What you will do:
Copy every line of the following data that includes the string "Comps".

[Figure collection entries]
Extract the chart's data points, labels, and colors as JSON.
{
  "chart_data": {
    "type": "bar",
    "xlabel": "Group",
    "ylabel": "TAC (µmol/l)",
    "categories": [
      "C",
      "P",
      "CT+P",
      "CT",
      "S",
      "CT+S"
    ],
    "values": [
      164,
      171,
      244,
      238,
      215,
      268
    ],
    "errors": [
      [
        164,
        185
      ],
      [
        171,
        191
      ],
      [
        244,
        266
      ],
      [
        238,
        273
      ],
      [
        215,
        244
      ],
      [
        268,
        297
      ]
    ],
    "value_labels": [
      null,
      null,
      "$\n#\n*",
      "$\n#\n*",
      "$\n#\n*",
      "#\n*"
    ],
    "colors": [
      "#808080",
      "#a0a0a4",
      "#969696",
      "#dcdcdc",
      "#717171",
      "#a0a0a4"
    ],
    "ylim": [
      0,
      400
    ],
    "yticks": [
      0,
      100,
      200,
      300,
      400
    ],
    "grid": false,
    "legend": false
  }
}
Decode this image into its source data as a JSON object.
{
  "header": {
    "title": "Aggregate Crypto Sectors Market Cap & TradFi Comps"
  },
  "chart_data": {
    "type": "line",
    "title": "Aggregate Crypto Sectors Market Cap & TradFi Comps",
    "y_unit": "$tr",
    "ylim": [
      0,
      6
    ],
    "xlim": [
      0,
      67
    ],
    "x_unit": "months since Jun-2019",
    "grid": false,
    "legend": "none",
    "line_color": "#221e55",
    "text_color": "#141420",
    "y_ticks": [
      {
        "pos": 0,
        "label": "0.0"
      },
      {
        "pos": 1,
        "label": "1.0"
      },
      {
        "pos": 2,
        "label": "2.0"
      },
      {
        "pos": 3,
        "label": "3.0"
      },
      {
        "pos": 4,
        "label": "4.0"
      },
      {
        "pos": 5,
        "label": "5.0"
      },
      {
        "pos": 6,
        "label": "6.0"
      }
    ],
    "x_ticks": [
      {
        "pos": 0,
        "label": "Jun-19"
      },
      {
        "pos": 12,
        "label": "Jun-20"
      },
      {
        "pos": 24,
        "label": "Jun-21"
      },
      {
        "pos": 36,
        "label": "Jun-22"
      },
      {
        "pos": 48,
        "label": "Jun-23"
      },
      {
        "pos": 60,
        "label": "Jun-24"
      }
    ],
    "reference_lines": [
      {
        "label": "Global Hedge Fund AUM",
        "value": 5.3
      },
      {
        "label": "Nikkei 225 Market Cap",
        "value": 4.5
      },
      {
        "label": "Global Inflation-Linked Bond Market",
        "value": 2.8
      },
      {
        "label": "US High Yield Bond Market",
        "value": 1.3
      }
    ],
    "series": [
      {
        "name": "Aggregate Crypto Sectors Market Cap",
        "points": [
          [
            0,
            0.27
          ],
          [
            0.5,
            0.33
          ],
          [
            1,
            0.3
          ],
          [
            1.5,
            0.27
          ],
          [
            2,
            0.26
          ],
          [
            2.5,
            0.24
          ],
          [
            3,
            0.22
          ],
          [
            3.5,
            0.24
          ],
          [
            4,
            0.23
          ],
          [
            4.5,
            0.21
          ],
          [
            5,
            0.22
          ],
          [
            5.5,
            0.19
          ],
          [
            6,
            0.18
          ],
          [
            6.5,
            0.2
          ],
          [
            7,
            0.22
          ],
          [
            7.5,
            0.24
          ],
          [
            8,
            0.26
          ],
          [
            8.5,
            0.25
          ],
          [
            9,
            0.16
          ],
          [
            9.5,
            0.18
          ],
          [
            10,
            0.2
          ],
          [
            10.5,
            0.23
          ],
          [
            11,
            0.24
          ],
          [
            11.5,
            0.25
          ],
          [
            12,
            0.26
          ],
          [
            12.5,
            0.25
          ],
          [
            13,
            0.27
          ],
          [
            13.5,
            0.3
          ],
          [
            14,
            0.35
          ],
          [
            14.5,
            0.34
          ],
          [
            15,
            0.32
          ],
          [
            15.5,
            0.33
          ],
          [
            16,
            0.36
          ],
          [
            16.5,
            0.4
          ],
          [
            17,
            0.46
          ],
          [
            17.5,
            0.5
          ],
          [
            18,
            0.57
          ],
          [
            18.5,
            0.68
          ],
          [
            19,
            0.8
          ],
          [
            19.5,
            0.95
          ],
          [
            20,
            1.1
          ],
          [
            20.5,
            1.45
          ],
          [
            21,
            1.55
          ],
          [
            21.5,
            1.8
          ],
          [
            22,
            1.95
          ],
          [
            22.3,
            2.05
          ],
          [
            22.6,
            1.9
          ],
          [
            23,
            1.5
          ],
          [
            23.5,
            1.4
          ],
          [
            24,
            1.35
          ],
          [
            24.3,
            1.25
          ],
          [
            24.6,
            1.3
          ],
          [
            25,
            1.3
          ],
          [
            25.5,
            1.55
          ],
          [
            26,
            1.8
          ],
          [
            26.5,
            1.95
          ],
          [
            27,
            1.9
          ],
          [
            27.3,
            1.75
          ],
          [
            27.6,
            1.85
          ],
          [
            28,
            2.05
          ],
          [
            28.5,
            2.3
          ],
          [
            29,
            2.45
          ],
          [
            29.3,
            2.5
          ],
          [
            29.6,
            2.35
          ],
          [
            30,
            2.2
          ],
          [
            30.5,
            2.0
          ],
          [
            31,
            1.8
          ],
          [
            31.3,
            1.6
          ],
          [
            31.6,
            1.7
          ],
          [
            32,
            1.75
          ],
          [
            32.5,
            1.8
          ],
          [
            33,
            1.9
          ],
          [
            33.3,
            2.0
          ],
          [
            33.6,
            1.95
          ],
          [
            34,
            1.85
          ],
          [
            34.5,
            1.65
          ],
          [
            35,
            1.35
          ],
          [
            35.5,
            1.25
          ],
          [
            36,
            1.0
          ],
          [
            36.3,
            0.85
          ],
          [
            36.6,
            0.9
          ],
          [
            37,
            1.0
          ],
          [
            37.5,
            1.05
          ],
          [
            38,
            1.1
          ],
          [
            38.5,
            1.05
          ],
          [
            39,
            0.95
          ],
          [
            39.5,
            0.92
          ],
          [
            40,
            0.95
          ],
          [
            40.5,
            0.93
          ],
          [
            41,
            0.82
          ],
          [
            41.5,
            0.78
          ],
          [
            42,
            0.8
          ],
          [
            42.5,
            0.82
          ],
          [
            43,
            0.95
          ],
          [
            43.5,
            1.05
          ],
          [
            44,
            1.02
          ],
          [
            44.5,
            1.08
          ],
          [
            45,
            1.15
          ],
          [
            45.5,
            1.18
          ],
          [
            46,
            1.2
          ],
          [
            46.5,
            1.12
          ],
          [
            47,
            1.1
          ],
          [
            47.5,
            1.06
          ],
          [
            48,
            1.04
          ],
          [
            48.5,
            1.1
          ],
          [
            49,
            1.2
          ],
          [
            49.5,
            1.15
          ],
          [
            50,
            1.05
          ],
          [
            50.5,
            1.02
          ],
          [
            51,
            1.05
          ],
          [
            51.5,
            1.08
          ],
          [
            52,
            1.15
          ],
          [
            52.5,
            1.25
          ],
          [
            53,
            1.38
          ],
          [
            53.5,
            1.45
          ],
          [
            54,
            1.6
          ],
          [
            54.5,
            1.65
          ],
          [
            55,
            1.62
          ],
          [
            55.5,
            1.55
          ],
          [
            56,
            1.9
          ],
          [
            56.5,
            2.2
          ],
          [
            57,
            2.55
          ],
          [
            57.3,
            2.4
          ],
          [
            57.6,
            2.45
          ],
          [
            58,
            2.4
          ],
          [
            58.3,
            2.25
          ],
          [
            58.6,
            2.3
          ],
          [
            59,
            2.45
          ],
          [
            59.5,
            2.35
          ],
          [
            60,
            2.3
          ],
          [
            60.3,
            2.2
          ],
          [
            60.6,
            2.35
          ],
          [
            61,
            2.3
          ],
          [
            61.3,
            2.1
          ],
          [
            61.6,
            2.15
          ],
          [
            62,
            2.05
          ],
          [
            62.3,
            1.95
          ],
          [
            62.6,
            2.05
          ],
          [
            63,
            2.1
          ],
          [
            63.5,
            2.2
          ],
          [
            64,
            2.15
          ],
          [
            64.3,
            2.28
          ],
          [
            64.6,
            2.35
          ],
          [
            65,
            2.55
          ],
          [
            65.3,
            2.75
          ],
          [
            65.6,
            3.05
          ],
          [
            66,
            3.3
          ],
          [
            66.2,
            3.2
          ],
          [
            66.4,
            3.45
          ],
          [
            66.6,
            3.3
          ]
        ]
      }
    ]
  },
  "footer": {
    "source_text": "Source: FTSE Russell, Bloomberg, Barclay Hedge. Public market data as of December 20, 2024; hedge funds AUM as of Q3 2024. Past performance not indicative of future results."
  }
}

Task response:
    "title": "Aggregate Crypto Sectors Market Cap & TradFi Comps"
    "title": "Aggregate Crypto Sectors Market Cap & TradFi Comps",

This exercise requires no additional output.